Your objective:
Give an exact transcription of every line, dropping the images.
+---+
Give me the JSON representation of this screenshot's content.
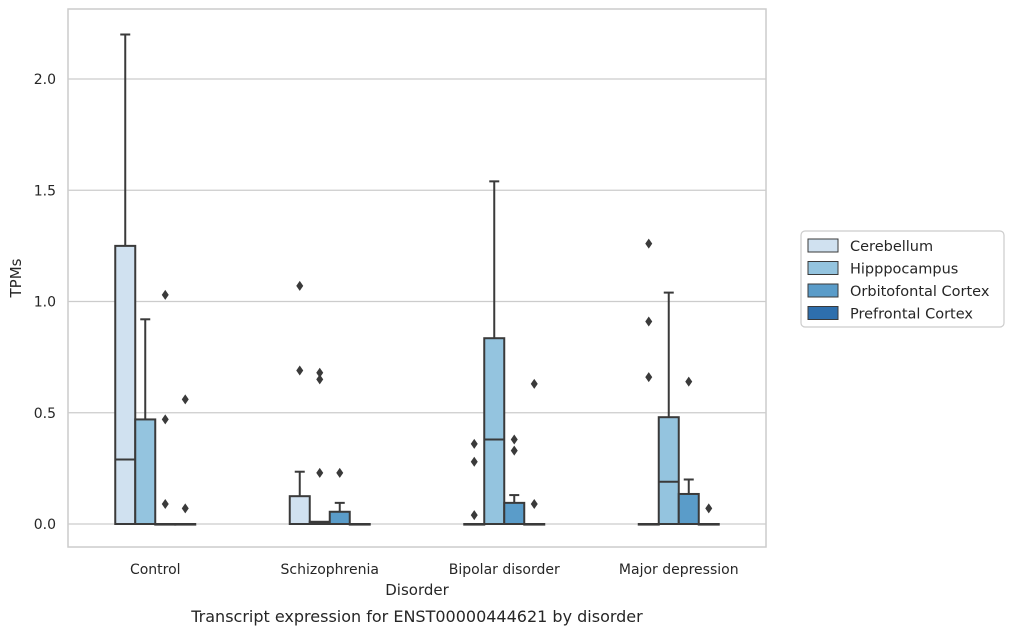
{
  "chart_data": {
    "type": "box",
    "xlabel": "Disorder",
    "ylabel": "TPMs",
    "caption": "Transcript expression for ENST00000444621 by disorder",
    "ylim": [
      -0.11,
      2.33
    ],
    "yticks": [
      "0.0",
      "0.5",
      "1.0",
      "1.5",
      "2.0"
    ],
    "ytick_values": [
      0,
      0.5,
      1.0,
      1.5,
      2.0
    ],
    "grid": true,
    "legend_position": "right",
    "categories": [
      "Control",
      "Schizophrenia",
      "Bipolar disorder",
      "Major depression"
    ],
    "series": [
      {
        "name": "Cerebellum",
        "color": "#d0e1f0",
        "boxes": [
          {
            "q1": 0,
            "median": 0.29,
            "q3": 1.25,
            "whislo": 0,
            "whishi": 2.2,
            "fliers": []
          },
          {
            "q1": 0,
            "median": 0,
            "q3": 0.125,
            "whislo": 0,
            "whishi": 0.235,
            "fliers": [
              0.69,
              1.07
            ]
          },
          {
            "q1": 0,
            "median": 0,
            "q3": 0,
            "whislo": 0,
            "whishi": 0,
            "fliers": [
              0.04,
              0.28,
              0.36
            ]
          },
          {
            "q1": 0,
            "median": 0,
            "q3": 0,
            "whislo": 0,
            "whishi": 0,
            "fliers": [
              0.66,
              0.91,
              1.26
            ]
          }
        ]
      },
      {
        "name": "Hipppocampus",
        "color": "#94c4df",
        "boxes": [
          {
            "q1": 0,
            "median": 0,
            "q3": 0.47,
            "whislo": 0,
            "whishi": 0.92,
            "fliers": []
          },
          {
            "q1": 0,
            "median": 0.005,
            "q3": 0.01,
            "whislo": 0,
            "whishi": 0.01,
            "fliers": [
              0.23,
              0.65,
              0.68
            ]
          },
          {
            "q1": 0,
            "median": 0.38,
            "q3": 0.835,
            "whislo": 0,
            "whishi": 1.54,
            "fliers": []
          },
          {
            "q1": 0,
            "median": 0.19,
            "q3": 0.48,
            "whislo": 0,
            "whishi": 1.04,
            "fliers": []
          }
        ]
      },
      {
        "name": "Orbitofontal Cortex",
        "color": "#5a9cc9",
        "boxes": [
          {
            "q1": 0,
            "median": 0,
            "q3": 0,
            "whislo": 0,
            "whishi": 0,
            "fliers": [
              0.09,
              0.47,
              1.03
            ]
          },
          {
            "q1": 0,
            "median": 0,
            "q3": 0.055,
            "whislo": 0,
            "whishi": 0.095,
            "fliers": [
              0.23
            ]
          },
          {
            "q1": 0,
            "median": 0,
            "q3": 0.095,
            "whislo": 0,
            "whishi": 0.13,
            "fliers": [
              0.33,
              0.38
            ]
          },
          {
            "q1": 0,
            "median": 0,
            "q3": 0.135,
            "whislo": 0,
            "whishi": 0.2,
            "fliers": [
              0.64
            ]
          }
        ]
      },
      {
        "name": "Prefrontal Cortex",
        "color": "#2e6fad",
        "boxes": [
          {
            "q1": 0,
            "median": 0,
            "q3": 0,
            "whislo": 0,
            "whishi": 0,
            "fliers": [
              0.07,
              0.56
            ]
          },
          {
            "q1": 0,
            "median": 0,
            "q3": 0,
            "whislo": 0,
            "whishi": 0,
            "fliers": []
          },
          {
            "q1": 0,
            "median": 0,
            "q3": 0,
            "whislo": 0,
            "whishi": 0,
            "fliers": [
              0.09,
              0.63
            ]
          },
          {
            "q1": 0,
            "median": 0,
            "q3": 0,
            "whislo": 0,
            "whishi": 0,
            "fliers": [
              0.07
            ]
          }
        ]
      }
    ]
  }
}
+---+
Final result:
Give me the JSON representation of this screenshot's content.
{
  "chart_data": {
    "type": "box",
    "xlabel": "Disorder",
    "ylabel": "TPMs",
    "caption": "Transcript expression for ENST00000444621 by disorder",
    "ylim": [
      -0.11,
      2.33
    ],
    "yticks": [
      "0.0",
      "0.5",
      "1.0",
      "1.5",
      "2.0"
    ],
    "ytick_values": [
      0,
      0.5,
      1.0,
      1.5,
      2.0
    ],
    "grid": true,
    "legend_position": "right",
    "categories": [
      "Control",
      "Schizophrenia",
      "Bipolar disorder",
      "Major depression"
    ],
    "series": [
      {
        "name": "Cerebellum",
        "color": "#d0e1f0",
        "boxes": [
          {
            "q1": 0,
            "median": 0.29,
            "q3": 1.25,
            "whislo": 0,
            "whishi": 2.2,
            "fliers": []
          },
          {
            "q1": 0,
            "median": 0,
            "q3": 0.125,
            "whislo": 0,
            "whishi": 0.235,
            "fliers": [
              0.69,
              1.07
            ]
          },
          {
            "q1": 0,
            "median": 0,
            "q3": 0,
            "whislo": 0,
            "whishi": 0,
            "fliers": [
              0.04,
              0.28,
              0.36
            ]
          },
          {
            "q1": 0,
            "median": 0,
            "q3": 0,
            "whislo": 0,
            "whishi": 0,
            "fliers": [
              0.66,
              0.91,
              1.26
            ]
          }
        ]
      },
      {
        "name": "Hipppocampus",
        "color": "#94c4df",
        "boxes": [
          {
            "q1": 0,
            "median": 0,
            "q3": 0.47,
            "whislo": 0,
            "whishi": 0.92,
            "fliers": []
          },
          {
            "q1": 0,
            "median": 0.005,
            "q3": 0.01,
            "whislo": 0,
            "whishi": 0.01,
            "fliers": [
              0.23,
              0.65,
              0.68
            ]
          },
          {
            "q1": 0,
            "median": 0.38,
            "q3": 0.835,
            "whislo": 0,
            "whishi": 1.54,
            "fliers": []
          },
          {
            "q1": 0,
            "median": 0.19,
            "q3": 0.48,
            "whislo": 0,
            "whishi": 1.04,
            "fliers": []
          }
        ]
      },
      {
        "name": "Orbitofontal Cortex",
        "color": "#5a9cc9",
        "boxes": [
          {
            "q1": 0,
            "median": 0,
            "q3": 0,
            "whislo": 0,
            "whishi": 0,
            "fliers": [
              0.09,
              0.47,
              1.03
            ]
          },
          {
            "q1": 0,
            "median": 0,
            "q3": 0.055,
            "whislo": 0,
            "whishi": 0.095,
            "fliers": [
              0.23
            ]
          },
          {
            "q1": 0,
            "median": 0,
            "q3": 0.095,
            "whislo": 0,
            "whishi": 0.13,
            "fliers": [
              0.33,
              0.38
            ]
          },
          {
            "q1": 0,
            "median": 0,
            "q3": 0.135,
            "whislo": 0,
            "whishi": 0.2,
            "fliers": [
              0.64
            ]
          }
        ]
      },
      {
        "name": "Prefrontal Cortex",
        "color": "#2e6fad",
        "boxes": [
          {
            "q1": 0,
            "median": 0,
            "q3": 0,
            "whislo": 0,
            "whishi": 0,
            "fliers": [
              0.07,
              0.56
            ]
          },
          {
            "q1": 0,
            "median": 0,
            "q3": 0,
            "whislo": 0,
            "whishi": 0,
            "fliers": []
          },
          {
            "q1": 0,
            "median": 0,
            "q3": 0,
            "whislo": 0,
            "whishi": 0,
            "fliers": [
              0.09,
              0.63
            ]
          },
          {
            "q1": 0,
            "median": 0,
            "q3": 0,
            "whislo": 0,
            "whishi": 0,
            "fliers": [
              0.07
            ]
          }
        ]
      }
    ]
  }
}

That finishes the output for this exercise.